Task brief: Using the entries that follow, collect the lines where the word "name" appears.

___ Records for this task

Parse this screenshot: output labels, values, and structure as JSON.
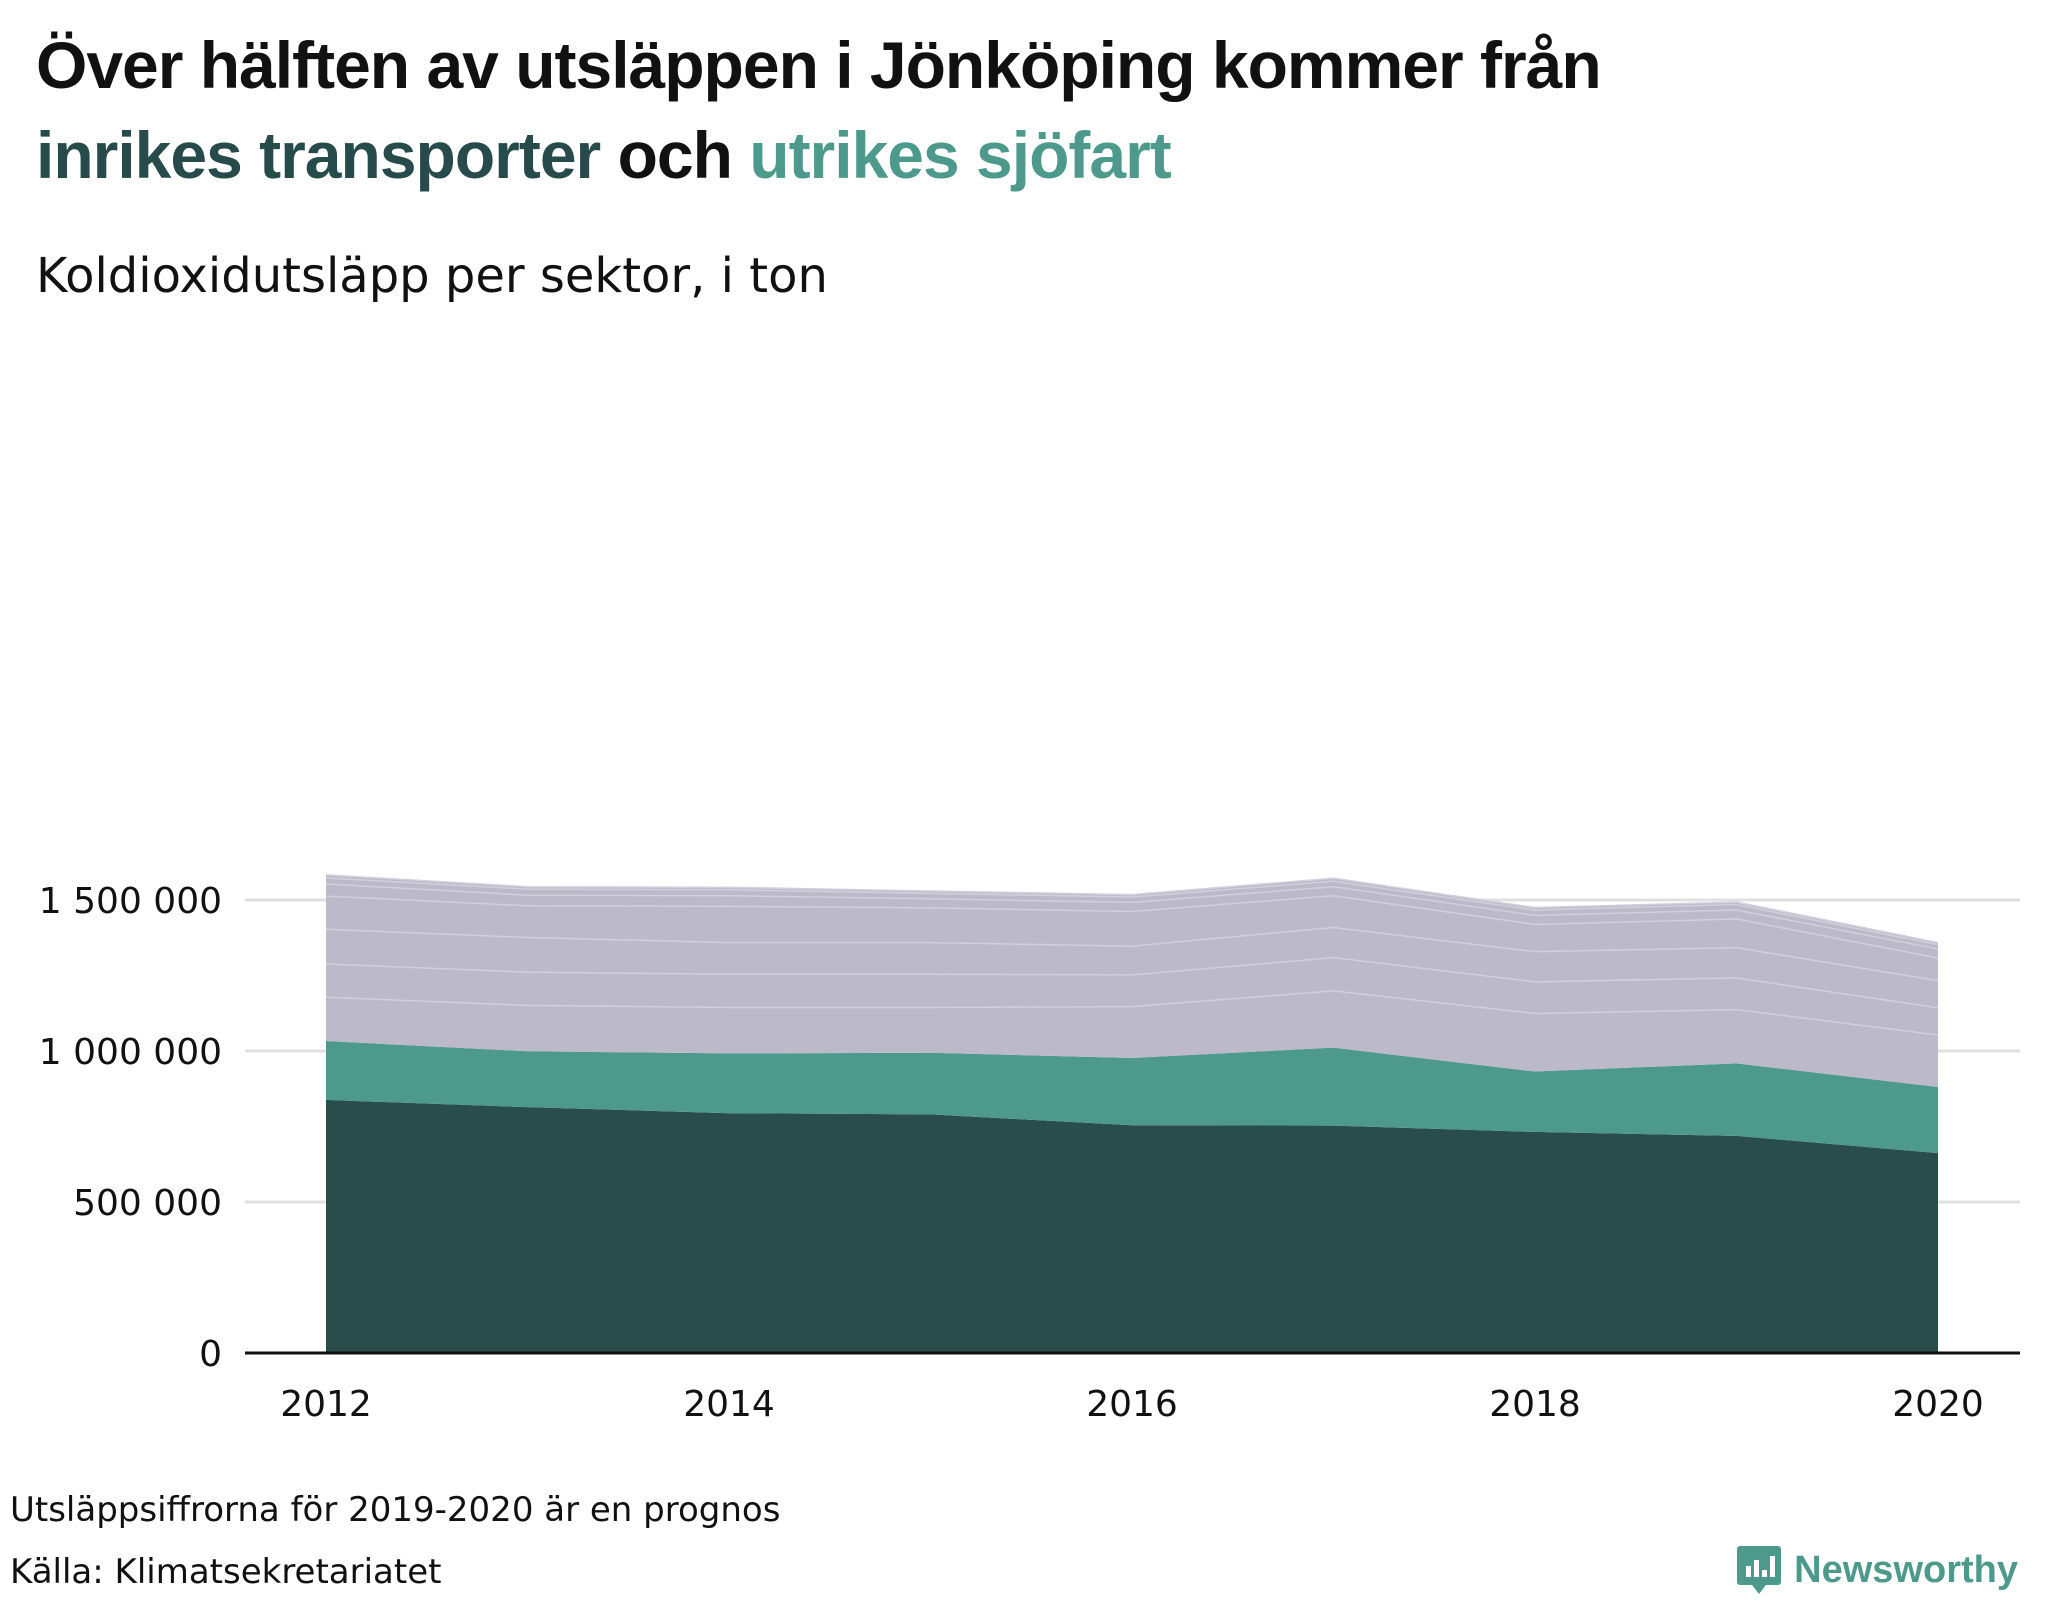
{
  "title": {
    "part1": "Över hälften av utsläppen i Jönköping kommer från",
    "part2": "inrikes transporter",
    "part3": "och",
    "part4": "utrikes sjöfart"
  },
  "subtitle": "Koldioxidutsläpp per sektor, i ton",
  "footnote": "Utsläppsiffrorna för 2019-2020 är en prognos",
  "source": "Källa: Klimatsekretariatet",
  "brand": {
    "name": "Newsworthy",
    "icon": "newsworthy-logo-icon"
  },
  "colors": {
    "inrikes_transporter": "#284d4b",
    "utrikes_sjofart": "#4d998b",
    "other": "#bcbac9",
    "gridline": "#e0e0e0",
    "baseline": "#111111"
  },
  "chart_data": {
    "type": "area",
    "stacked": true,
    "x": [
      2012,
      2013,
      2014,
      2015,
      2016,
      2017,
      2018,
      2019,
      2020
    ],
    "xticks": [
      "2012",
      "2014",
      "2016",
      "2018",
      "2020"
    ],
    "yticks": [
      0,
      500000,
      1000000,
      1500000
    ],
    "ytick_labels": [
      "0",
      "500 000",
      "1 000 000",
      "1 500 000"
    ],
    "ylim": [
      0,
      1600000
    ],
    "grid": "horizontal",
    "series": [
      {
        "name": "inrikes transporter",
        "color": "#284d4b",
        "values": [
          838000,
          814000,
          794000,
          790000,
          754000,
          753000,
          732000,
          719000,
          662000
        ]
      },
      {
        "color": "#4d998b",
        "values": [
          195000,
          185000,
          198000,
          204000,
          223000,
          258000,
          200000,
          240000,
          219000
        ]
      },
      {
        "color": "#bcbac9",
        "values": [
          145000,
          152000,
          152000,
          150000,
          170000,
          188000,
          192000,
          178000,
          172000
        ]
      },
      {
        "color": "#bcbac9",
        "values": [
          110000,
          110000,
          110000,
          110000,
          105000,
          110000,
          105000,
          105000,
          90000
        ]
      },
      {
        "color": "#bcbac9",
        "values": [
          115000,
          115000,
          105000,
          105000,
          95000,
          100000,
          100000,
          100000,
          90000
        ]
      },
      {
        "color": "#bcbac9",
        "values": [
          110000,
          105000,
          120000,
          115000,
          115000,
          105000,
          90000,
          95000,
          75000
        ]
      },
      {
        "color": "#bcbac9",
        "values": [
          40000,
          35000,
          35000,
          30000,
          30000,
          30000,
          30000,
          30000,
          30000
        ]
      },
      {
        "color": "#bcbac9",
        "values": [
          20000,
          20000,
          20000,
          18000,
          18000,
          18000,
          18000,
          18000,
          14000
        ]
      },
      {
        "color": "#bcbac9",
        "values": [
          10000,
          8000,
          8000,
          8000,
          8000,
          10000,
          8000,
          8000,
          7000
        ]
      }
    ]
  }
}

______

Output below:
    "name": "Newsworthy",
        "name": "inrikes transporter",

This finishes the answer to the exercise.